Which lines hold the word "label"? Copy each of them.

Saved data entries:

*****

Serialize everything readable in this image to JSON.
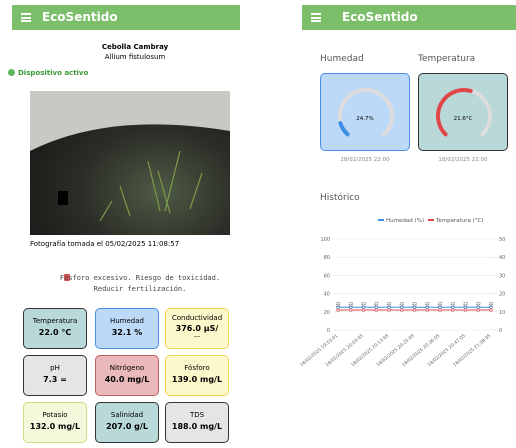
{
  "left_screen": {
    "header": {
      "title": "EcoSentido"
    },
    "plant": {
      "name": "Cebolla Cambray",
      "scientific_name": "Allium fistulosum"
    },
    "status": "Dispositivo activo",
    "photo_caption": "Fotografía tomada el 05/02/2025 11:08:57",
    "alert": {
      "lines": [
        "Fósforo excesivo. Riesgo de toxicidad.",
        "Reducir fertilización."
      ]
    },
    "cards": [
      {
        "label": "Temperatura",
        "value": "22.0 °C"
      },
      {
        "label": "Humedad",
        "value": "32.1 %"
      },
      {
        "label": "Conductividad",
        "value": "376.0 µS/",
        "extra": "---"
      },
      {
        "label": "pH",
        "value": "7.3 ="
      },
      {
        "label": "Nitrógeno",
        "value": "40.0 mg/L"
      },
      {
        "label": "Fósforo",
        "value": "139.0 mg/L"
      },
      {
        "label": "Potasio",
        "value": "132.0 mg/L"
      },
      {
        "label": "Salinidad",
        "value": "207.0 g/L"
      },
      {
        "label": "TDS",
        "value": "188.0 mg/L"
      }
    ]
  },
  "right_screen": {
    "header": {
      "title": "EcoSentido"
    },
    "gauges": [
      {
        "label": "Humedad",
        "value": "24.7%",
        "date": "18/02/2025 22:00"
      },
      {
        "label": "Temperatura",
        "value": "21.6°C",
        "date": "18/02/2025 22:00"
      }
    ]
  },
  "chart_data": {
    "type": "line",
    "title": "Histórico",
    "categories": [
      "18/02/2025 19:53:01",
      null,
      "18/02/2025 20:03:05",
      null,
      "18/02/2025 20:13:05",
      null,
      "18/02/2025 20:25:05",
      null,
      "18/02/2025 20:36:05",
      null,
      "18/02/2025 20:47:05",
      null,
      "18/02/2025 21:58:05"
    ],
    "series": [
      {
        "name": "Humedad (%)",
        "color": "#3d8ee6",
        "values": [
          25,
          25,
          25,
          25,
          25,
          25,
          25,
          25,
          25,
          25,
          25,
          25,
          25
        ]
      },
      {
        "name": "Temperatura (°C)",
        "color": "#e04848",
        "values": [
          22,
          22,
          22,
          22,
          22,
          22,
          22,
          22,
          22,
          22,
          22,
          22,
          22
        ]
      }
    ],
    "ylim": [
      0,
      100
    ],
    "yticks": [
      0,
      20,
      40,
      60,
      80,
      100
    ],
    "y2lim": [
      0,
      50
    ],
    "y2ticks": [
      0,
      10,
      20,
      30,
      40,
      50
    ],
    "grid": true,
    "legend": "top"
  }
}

*****

**Reply to the task:**
        "label": "Temperatura",
        "label": "Humedad",
        "label": "Conductividad",
        "label": "pH",
        "label": "Nitrógeno",
        "label": "Fósforo",
        "label": "Potasio",
        "label": "Salinidad",
        "label": "TDS",
        "label": "Humedad",
        "label": "Temperatura",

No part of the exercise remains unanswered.